AIM OF THE EXERCISE:
Can you retype the lines starting at the one that contains "- bar-segment: [1109, 963, 1164, 972]" and ending at the one that contains "- bar-segment: [858, 817, 913, 959]"?

EXERCISE MATERIALS:
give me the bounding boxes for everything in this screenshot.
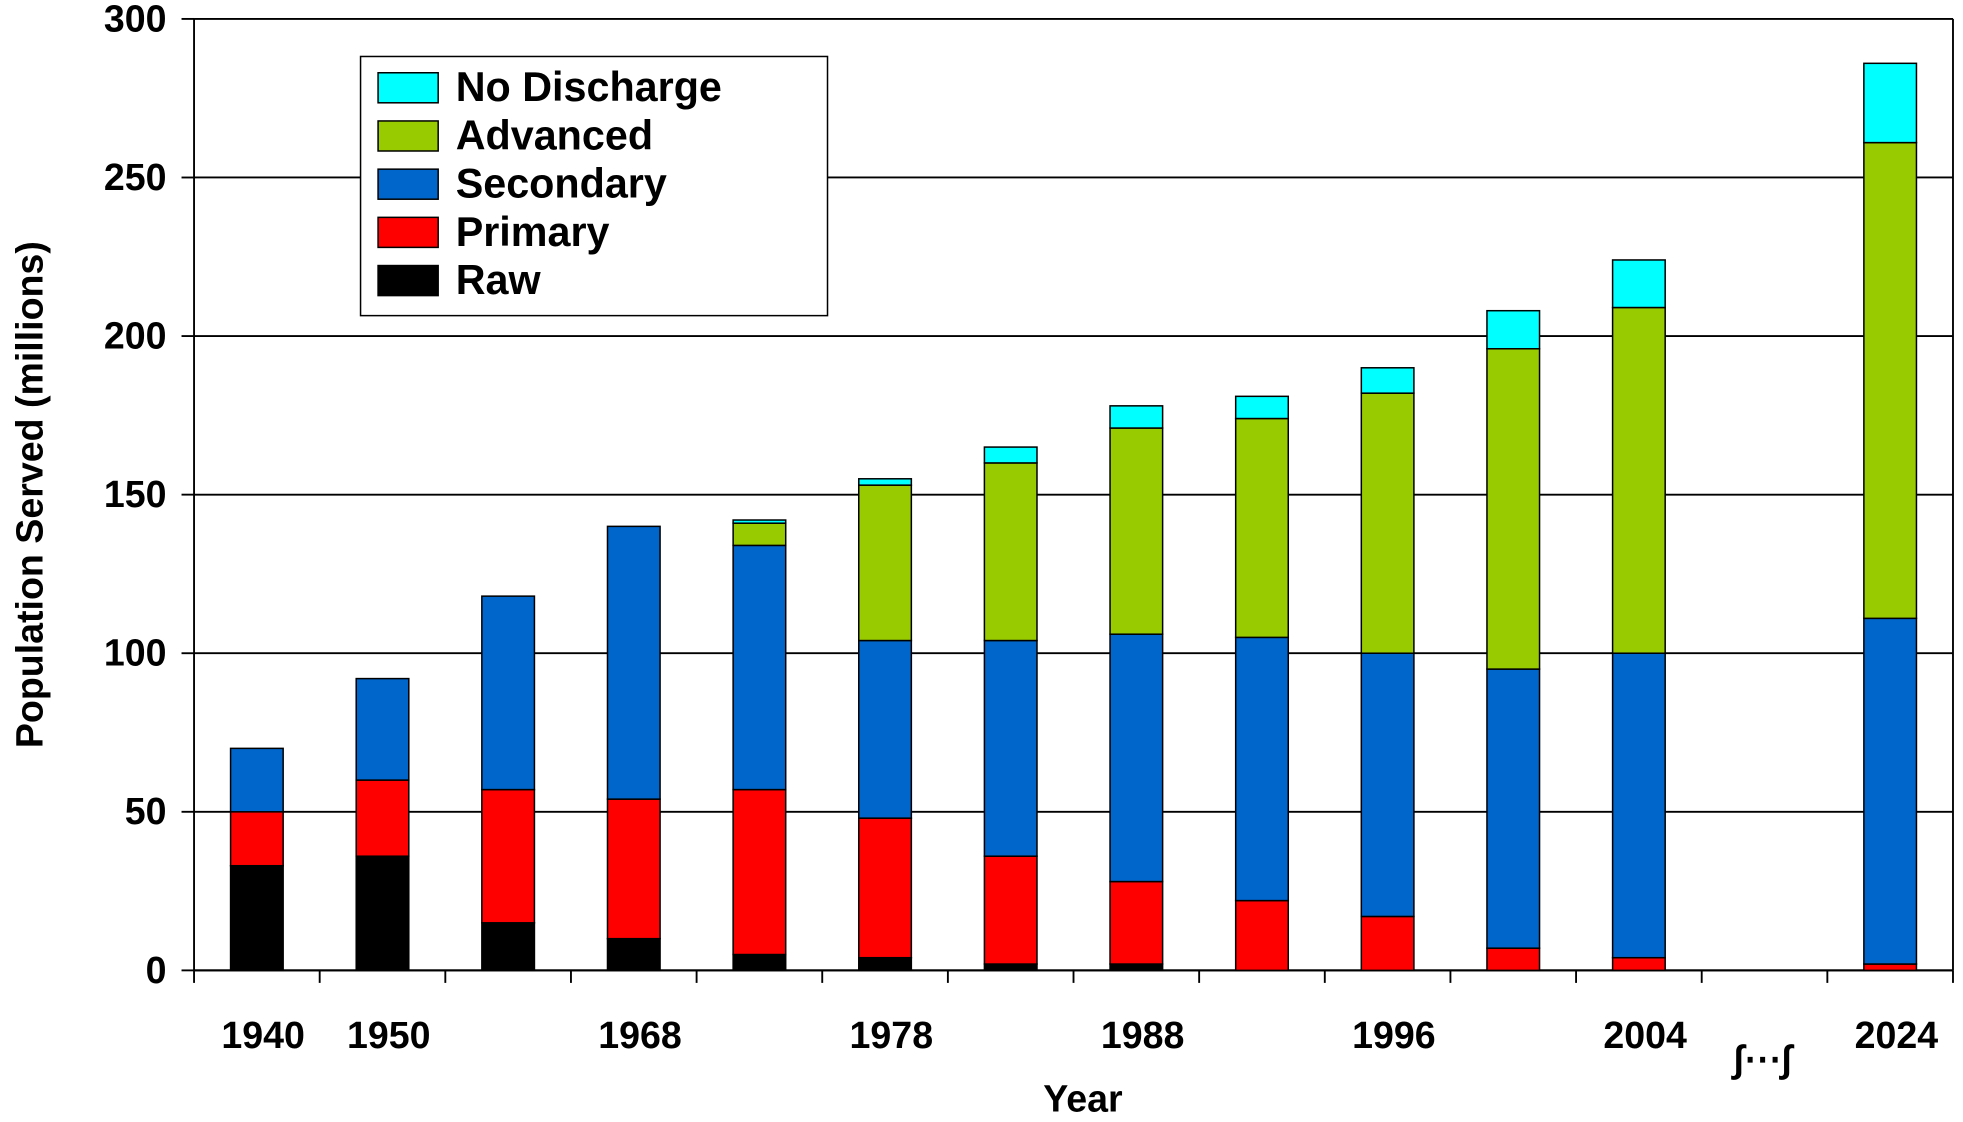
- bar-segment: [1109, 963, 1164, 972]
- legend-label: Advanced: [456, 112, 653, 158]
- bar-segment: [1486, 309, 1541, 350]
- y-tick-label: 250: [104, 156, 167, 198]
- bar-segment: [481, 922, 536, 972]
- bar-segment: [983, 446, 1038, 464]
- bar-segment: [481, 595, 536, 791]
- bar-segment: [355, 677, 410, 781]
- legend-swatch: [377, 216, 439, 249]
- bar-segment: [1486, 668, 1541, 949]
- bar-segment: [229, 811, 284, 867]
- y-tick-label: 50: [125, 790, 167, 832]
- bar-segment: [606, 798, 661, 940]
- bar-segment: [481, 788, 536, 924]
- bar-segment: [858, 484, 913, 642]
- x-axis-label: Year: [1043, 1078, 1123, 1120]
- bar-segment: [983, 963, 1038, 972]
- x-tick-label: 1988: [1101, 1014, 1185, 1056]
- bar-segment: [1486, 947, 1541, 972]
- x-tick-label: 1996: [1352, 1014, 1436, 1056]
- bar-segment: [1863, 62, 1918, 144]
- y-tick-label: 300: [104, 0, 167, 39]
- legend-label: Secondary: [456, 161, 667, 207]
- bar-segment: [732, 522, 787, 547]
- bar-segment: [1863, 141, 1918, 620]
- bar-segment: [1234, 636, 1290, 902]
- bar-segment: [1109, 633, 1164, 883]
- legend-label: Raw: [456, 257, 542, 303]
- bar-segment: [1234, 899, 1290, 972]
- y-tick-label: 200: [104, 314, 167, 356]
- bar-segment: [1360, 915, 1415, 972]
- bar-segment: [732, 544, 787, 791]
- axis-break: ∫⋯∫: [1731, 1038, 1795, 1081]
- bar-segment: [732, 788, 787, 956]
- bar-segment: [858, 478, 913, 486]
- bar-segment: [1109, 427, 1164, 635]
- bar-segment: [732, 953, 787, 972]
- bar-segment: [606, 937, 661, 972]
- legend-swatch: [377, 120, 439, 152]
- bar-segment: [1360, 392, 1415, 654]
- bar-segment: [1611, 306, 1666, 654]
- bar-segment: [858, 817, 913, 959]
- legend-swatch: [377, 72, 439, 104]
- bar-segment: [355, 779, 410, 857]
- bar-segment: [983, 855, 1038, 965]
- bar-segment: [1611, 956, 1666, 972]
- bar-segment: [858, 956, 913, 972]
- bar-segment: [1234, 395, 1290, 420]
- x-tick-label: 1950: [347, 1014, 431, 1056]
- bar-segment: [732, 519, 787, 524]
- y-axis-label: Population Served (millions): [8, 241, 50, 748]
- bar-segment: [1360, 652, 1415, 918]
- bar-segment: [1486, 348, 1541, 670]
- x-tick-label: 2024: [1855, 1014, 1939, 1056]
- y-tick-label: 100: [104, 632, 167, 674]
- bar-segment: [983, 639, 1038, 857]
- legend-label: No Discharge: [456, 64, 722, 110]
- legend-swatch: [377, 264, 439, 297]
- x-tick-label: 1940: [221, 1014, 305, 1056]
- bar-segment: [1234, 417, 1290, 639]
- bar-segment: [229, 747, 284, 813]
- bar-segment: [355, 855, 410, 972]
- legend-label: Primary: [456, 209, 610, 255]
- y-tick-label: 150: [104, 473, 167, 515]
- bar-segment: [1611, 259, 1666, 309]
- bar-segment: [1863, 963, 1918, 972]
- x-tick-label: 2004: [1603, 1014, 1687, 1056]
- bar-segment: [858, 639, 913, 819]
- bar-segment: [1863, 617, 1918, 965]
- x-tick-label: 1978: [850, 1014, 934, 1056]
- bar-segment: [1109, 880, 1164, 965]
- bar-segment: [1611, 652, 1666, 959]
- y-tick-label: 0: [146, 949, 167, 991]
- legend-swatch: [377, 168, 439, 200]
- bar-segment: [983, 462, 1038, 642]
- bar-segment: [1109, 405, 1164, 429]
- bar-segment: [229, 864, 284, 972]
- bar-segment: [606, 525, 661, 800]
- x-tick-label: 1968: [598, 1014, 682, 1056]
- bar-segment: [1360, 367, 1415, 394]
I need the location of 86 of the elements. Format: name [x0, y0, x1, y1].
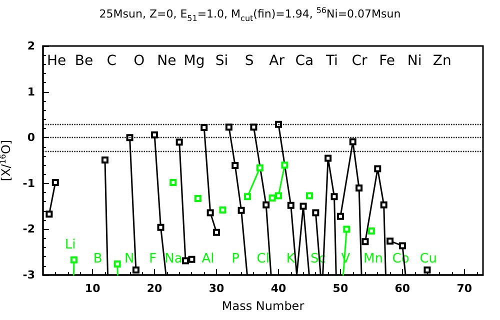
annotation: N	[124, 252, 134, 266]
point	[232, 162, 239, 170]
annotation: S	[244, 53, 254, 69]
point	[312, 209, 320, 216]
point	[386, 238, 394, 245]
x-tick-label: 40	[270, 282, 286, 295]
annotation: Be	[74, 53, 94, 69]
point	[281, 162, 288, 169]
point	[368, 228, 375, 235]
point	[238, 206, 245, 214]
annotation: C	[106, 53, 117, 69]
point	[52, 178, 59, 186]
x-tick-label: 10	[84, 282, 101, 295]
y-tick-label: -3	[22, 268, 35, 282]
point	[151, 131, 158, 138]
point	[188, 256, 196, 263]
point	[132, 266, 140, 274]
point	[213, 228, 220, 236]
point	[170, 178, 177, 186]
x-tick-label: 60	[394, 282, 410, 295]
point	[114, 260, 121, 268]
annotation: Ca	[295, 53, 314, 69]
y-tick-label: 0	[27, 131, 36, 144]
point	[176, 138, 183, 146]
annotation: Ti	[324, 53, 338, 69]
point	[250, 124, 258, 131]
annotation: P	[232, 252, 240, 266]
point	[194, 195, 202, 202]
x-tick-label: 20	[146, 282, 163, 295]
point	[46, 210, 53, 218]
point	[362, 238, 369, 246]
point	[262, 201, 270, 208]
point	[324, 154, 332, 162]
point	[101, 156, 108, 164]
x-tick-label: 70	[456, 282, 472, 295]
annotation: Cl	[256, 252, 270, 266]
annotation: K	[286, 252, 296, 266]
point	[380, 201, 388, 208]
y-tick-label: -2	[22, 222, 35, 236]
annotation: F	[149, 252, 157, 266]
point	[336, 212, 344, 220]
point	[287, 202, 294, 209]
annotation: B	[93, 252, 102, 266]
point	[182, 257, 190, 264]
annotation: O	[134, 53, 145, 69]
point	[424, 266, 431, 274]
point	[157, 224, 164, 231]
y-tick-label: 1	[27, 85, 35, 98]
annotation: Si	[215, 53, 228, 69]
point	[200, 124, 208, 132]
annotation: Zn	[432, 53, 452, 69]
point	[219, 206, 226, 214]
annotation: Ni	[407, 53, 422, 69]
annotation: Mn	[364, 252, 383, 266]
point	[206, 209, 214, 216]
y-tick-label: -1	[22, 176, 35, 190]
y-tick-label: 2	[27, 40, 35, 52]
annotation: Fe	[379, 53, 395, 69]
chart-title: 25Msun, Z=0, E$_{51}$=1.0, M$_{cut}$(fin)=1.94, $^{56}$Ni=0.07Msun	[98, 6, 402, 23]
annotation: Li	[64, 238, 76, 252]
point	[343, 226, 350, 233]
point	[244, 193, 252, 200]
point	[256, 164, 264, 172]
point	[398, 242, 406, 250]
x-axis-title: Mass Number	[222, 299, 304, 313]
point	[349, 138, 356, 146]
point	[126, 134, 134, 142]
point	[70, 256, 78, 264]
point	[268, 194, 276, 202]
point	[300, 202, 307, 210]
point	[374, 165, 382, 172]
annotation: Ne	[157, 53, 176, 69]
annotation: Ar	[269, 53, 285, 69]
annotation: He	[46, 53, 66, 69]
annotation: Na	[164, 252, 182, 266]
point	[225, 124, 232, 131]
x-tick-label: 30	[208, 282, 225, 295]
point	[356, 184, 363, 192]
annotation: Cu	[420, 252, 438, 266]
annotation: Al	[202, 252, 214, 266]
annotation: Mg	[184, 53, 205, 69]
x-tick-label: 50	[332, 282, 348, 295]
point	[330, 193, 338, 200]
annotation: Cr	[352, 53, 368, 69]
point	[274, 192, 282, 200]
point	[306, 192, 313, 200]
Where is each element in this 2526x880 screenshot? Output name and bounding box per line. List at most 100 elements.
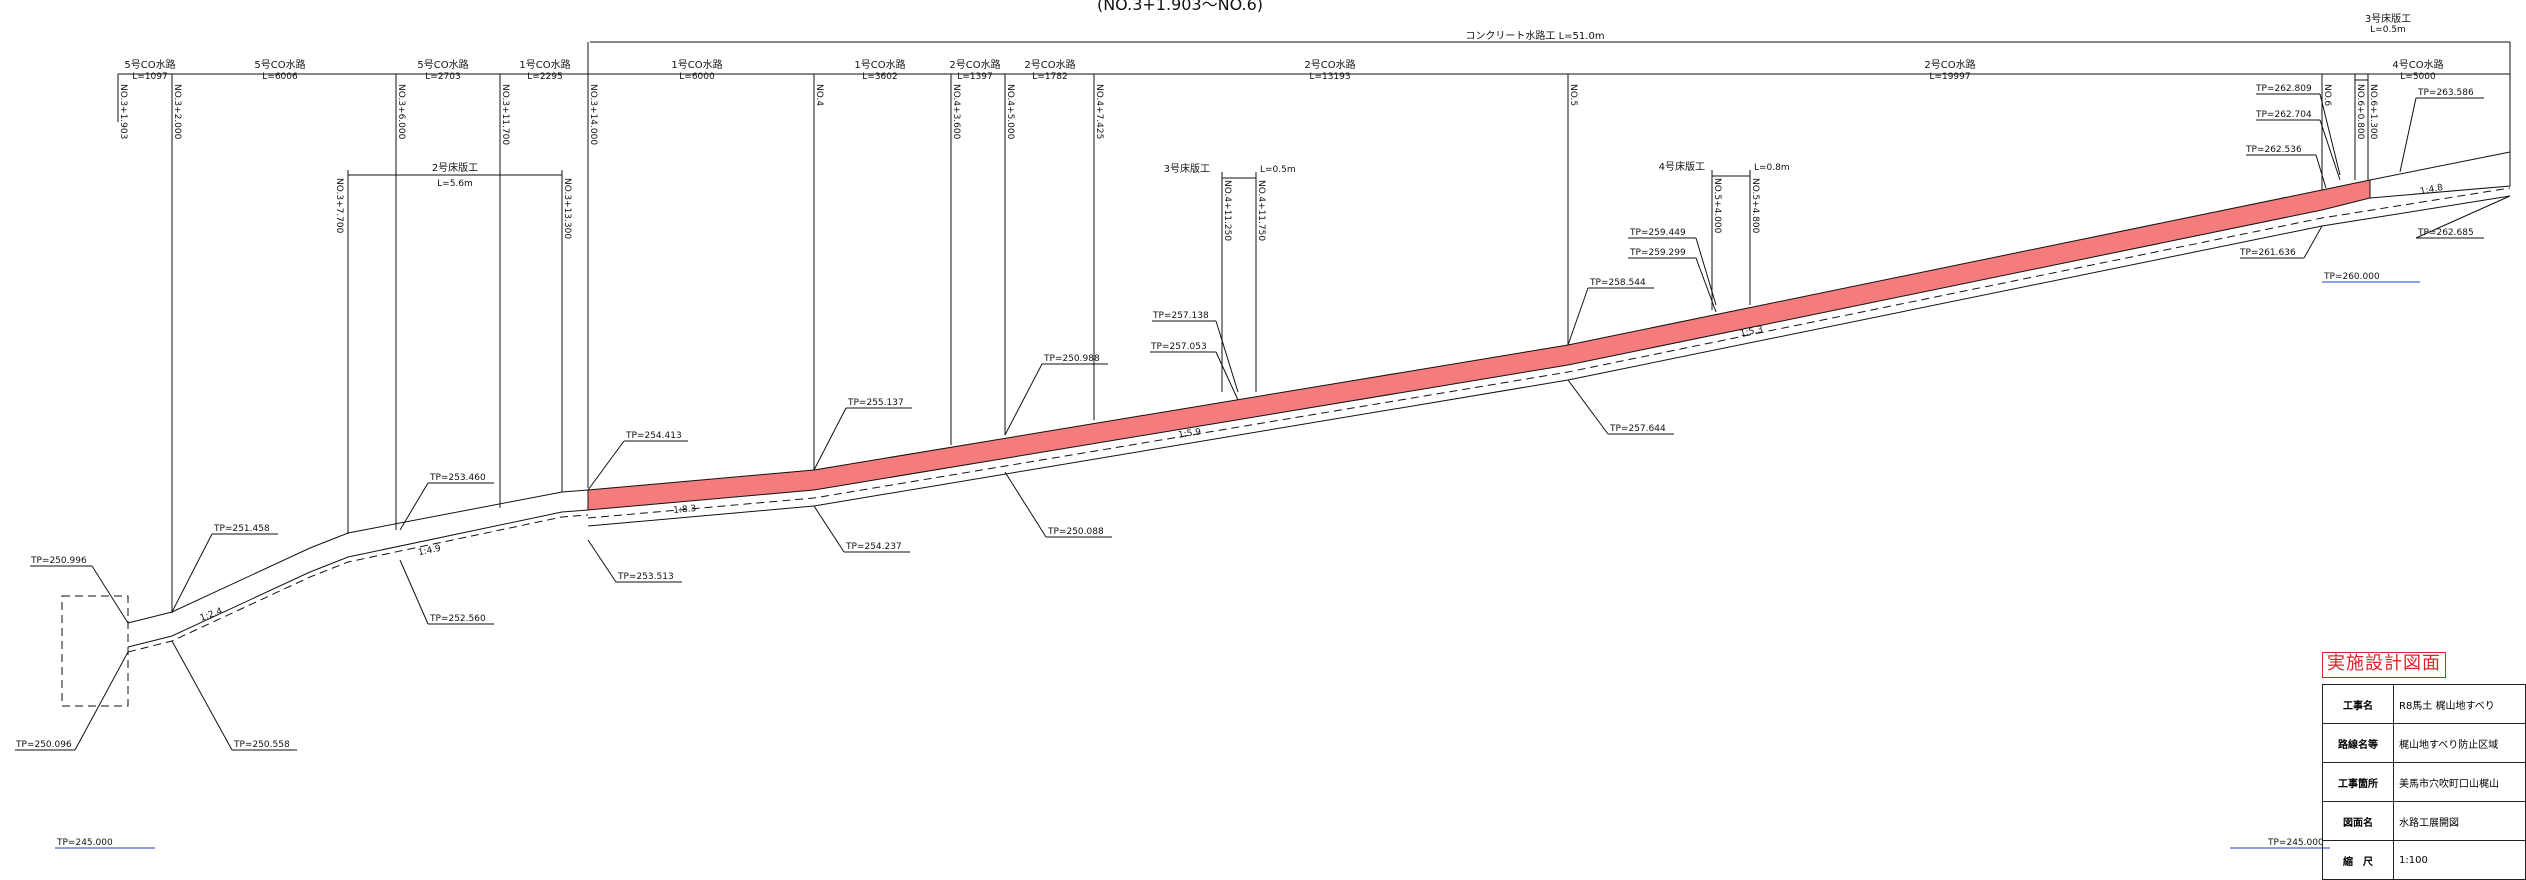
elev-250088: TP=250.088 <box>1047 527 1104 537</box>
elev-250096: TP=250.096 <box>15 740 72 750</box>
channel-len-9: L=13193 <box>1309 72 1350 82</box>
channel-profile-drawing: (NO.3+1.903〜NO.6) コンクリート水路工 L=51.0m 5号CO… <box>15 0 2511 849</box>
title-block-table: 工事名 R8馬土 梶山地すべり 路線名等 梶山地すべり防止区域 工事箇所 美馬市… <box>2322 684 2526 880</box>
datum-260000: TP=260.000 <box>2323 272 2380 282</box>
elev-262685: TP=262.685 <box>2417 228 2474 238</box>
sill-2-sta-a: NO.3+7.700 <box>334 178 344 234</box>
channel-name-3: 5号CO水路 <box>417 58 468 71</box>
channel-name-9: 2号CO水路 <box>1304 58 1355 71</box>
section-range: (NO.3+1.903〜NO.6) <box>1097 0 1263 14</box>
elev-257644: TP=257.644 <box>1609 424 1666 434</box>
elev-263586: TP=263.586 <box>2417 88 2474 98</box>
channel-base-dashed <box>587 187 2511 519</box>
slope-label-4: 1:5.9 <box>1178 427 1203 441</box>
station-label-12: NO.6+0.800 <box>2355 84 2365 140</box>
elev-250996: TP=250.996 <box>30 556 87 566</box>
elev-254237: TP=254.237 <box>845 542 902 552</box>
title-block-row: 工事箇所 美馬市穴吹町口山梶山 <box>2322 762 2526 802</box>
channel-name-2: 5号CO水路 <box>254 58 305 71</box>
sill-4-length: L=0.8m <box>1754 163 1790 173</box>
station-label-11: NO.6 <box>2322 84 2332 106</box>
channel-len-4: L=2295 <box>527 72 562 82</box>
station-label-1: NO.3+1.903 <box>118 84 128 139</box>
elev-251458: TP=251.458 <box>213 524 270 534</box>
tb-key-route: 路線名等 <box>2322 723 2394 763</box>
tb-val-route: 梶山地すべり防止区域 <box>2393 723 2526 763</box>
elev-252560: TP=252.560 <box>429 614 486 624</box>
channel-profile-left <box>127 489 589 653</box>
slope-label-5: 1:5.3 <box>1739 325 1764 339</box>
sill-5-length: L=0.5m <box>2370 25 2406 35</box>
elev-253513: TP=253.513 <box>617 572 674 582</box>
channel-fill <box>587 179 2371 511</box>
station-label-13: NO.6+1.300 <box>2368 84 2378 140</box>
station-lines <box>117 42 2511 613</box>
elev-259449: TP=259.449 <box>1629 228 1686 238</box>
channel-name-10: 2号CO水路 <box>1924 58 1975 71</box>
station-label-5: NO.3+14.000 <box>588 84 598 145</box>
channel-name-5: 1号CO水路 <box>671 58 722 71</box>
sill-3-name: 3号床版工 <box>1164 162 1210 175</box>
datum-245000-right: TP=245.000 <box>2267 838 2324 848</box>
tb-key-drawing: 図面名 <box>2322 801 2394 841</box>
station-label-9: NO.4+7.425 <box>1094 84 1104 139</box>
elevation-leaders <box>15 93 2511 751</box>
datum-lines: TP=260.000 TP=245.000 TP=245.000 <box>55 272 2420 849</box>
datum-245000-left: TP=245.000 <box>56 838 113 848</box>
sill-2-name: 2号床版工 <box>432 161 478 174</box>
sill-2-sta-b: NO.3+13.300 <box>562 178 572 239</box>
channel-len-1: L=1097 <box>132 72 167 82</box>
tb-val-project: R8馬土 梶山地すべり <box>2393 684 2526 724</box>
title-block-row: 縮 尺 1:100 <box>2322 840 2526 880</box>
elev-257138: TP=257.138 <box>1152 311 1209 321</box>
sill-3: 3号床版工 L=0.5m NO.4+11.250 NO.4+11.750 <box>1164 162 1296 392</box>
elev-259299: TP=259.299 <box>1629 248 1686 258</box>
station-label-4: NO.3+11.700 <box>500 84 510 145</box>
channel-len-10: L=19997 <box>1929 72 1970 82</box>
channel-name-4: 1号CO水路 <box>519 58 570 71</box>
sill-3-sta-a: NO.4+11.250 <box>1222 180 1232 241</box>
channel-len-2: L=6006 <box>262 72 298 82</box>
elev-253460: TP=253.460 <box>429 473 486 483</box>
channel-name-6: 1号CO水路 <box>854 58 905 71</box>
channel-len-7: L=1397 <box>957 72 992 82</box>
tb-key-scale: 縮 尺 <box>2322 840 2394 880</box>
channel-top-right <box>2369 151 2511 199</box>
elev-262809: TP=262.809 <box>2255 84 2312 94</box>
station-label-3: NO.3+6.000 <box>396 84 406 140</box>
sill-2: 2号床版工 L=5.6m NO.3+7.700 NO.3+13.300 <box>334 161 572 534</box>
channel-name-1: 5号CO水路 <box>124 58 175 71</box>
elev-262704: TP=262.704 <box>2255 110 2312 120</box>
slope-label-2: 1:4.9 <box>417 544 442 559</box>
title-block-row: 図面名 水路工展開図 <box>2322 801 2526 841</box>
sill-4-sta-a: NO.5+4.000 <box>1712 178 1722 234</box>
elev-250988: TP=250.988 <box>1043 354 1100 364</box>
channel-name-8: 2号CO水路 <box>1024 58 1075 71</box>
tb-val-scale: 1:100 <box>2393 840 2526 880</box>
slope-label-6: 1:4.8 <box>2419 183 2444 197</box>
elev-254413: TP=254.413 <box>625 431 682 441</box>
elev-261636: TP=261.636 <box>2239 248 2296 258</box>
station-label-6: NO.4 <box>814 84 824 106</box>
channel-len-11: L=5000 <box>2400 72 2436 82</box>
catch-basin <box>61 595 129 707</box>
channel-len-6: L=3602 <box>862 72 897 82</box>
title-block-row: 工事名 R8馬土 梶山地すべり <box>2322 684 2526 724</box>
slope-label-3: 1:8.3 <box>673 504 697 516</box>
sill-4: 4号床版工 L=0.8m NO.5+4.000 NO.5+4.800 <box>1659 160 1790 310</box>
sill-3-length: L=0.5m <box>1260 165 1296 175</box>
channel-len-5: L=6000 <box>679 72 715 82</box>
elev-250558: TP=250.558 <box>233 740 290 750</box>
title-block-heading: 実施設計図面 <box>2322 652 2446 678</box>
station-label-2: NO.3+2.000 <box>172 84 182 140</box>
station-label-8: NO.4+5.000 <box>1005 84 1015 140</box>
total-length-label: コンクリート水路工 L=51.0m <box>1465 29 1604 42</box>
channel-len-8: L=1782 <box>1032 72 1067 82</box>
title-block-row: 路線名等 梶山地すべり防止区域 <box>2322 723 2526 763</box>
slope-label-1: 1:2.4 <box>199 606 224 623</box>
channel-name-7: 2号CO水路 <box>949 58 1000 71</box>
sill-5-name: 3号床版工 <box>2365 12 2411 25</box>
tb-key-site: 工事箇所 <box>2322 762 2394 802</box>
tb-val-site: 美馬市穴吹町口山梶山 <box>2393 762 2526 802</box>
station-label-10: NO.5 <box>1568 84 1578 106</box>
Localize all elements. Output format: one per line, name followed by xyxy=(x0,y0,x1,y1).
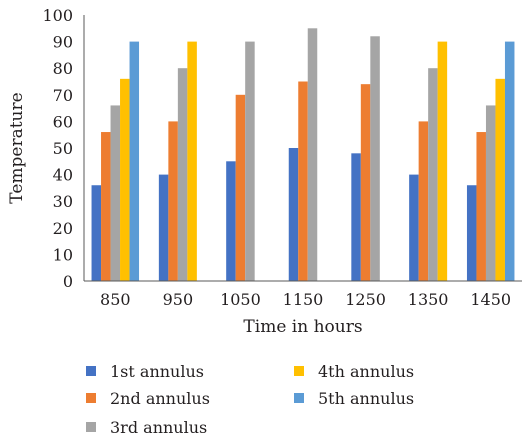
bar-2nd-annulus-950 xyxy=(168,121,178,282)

TASK ANSWER:
- bar-segment: [1109, 963, 1164, 972]
- legend-label: Advanced: [456, 112, 653, 158]
- bar-segment: [1486, 309, 1541, 350]
- y-tick-label: 250: [104, 156, 167, 198]
- bar-segment: [481, 922, 536, 972]
- bar-segment: [983, 446, 1038, 464]
- bar-segment: [481, 595, 536, 791]
- bar-segment: [355, 677, 410, 781]
- legend-swatch: [377, 216, 439, 249]
- bar-segment: [1486, 668, 1541, 949]
- bar-segment: [229, 811, 284, 867]
- y-tick-label: 50: [125, 790, 167, 832]
- bar-segment: [606, 798, 661, 940]
- bar-segment: [481, 788, 536, 924]
- bar-segment: [858, 484, 913, 642]
- x-axis-label: Year: [1043, 1078, 1123, 1120]
- bar-segment: [983, 963, 1038, 972]
- x-tick-label: 1988: [1101, 1014, 1185, 1056]
- bar-segment: [1486, 947, 1541, 972]
- x-tick-label: 1996: [1352, 1014, 1436, 1056]
- bar-segment: [1863, 62, 1918, 144]
- y-tick-label: 300: [104, 0, 167, 39]
- legend-label: Secondary: [456, 161, 667, 207]
- bar-segment: [732, 522, 787, 547]
- bar-segment: [1863, 141, 1918, 620]
- bar-segment: [1234, 636, 1290, 902]
- bar-segment: [1109, 633, 1164, 883]
- legend-label: Raw: [456, 257, 542, 303]
- bar-segment: [1234, 899, 1290, 972]
- y-tick-label: 200: [104, 314, 167, 356]
- bar-segment: [1360, 915, 1415, 972]
- bar-segment: [732, 544, 787, 791]
- axis-break: ∫⋯∫: [1731, 1038, 1795, 1081]
- bar-segment: [732, 788, 787, 956]
- bar-segment: [858, 478, 913, 486]
- bar-segment: [1109, 427, 1164, 635]
- bar-segment: [732, 953, 787, 972]
- bar-segment: [606, 937, 661, 972]
- legend-swatch: [377, 120, 439, 152]
- bar-segment: [1360, 392, 1415, 654]
- bar-segment: [1611, 306, 1666, 654]
- bar-segment: [858, 817, 913, 959]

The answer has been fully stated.